DOCUMENT SECTION:

::::

However, Poincare invariance (and in not gauge invariant renormalization schemes also gauge invariance) is then violated by $O(\Lambda^{-1})$, too. This means that $\Lambda$ has to be large enough to respect the very stringent experimental bounds on a violation of Poincare invariance.

Thus the limit $\Lambda\to\infty$ is primarily needed to have exact symmetries. In a sense, this means that it is needed only for theoretical reasons of elegance, since if Poincare invariance were broken it would call for an explanation why it is so extremely well satisfied.

Nonrenormalizable theories show precisely the same behavior, except that infinitely many counterterms are needed to get a finite limit as $\Lambda\to\infty$. This is not a disaster for predictability as all but a few of these counterterms are suppressed by high powers of the mass scale of the theory (such as the Planck mass for gravity).

All this is valid on the perturbative level.

Nonperturbatively things could go wrong if there is a Landau pole, but the existence of a Landau pole for $\Phi^4$ theory or QED is proved only in low order perturbation theory. Hence in fact nothing mathematically convincing is known about the obstructions to nonperturbative QFTs (whose observable fields satisfy the Wightman axioms).

My personal belief is that QED (or at least a variant of QED that contains nuclei in addition to electrons, with simplified interactions and conserved nucleon number - i.e., excluding radioactivity) must exist since it is the most accurate theory that we have.

answered Oct 4, 2014 by (12,425 points)

::::

STORED RECORDS:
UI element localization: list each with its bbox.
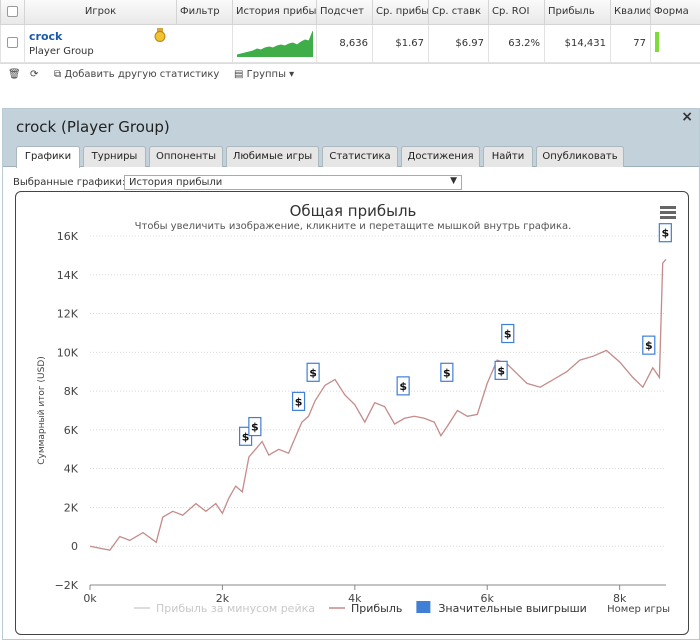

::::

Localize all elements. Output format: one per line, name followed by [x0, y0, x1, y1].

::::

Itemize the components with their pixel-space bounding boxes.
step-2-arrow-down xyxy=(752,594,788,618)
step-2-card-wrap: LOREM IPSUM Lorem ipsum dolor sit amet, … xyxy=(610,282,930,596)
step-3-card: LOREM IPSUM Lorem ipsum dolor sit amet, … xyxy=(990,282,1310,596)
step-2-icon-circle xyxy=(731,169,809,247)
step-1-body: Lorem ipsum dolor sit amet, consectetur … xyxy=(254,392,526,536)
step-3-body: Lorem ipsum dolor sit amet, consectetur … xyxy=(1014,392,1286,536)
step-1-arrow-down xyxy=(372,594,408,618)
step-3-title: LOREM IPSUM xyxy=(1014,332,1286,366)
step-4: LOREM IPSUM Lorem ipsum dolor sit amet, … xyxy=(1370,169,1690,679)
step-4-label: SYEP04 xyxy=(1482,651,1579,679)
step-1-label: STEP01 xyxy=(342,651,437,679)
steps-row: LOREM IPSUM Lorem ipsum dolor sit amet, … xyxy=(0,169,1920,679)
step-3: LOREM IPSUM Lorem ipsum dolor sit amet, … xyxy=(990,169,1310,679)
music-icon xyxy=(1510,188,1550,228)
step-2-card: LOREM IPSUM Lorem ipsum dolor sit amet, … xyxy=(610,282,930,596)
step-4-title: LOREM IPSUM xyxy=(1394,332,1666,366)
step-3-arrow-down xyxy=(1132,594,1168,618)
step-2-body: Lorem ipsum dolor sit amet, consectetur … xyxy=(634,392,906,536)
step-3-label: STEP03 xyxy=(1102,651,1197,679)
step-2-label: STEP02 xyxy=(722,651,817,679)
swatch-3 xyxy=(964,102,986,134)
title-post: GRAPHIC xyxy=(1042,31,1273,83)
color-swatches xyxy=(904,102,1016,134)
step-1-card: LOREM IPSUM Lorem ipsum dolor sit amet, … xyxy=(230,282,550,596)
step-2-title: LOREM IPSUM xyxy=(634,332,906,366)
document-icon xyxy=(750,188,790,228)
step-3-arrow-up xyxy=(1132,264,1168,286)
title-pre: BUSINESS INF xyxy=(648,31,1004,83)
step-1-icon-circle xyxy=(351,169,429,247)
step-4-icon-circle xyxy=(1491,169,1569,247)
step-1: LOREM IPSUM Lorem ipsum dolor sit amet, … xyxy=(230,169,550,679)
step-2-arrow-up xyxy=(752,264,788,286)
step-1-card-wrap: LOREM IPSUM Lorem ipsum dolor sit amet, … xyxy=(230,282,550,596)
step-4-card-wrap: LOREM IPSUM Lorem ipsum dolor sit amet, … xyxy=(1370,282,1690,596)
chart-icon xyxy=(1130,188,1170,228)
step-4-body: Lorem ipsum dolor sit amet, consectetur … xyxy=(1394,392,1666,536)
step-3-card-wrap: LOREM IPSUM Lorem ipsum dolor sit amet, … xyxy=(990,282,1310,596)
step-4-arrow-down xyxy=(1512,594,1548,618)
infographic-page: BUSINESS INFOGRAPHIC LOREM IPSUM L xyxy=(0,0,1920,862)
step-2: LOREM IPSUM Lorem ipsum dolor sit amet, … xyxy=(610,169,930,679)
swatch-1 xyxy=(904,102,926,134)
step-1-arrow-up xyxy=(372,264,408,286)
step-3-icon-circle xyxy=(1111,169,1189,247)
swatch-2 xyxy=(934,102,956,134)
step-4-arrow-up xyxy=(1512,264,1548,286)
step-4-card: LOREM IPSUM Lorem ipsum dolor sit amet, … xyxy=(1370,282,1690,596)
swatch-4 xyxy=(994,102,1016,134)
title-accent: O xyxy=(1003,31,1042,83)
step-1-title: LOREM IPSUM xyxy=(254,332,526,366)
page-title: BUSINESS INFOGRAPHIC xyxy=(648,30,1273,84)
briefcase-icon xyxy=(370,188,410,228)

::::

Return the passage from "Nonrenormalizable theories show" to "the perturbative level." in the answer on renormalization, copied word for word.

REPLY TO THE EXERCISE:
Nonrenormalizable theories show precisely the same behavior, except that infinitely many counterterms are needed to get a finite limit as $\Lambda\to\infty$. This is not a disaster for predictability as all but a few of these counterterms are suppressed by high powers of the mass scale of the theory (such as the Planck mass for gravity).

All this is valid on the perturbative level.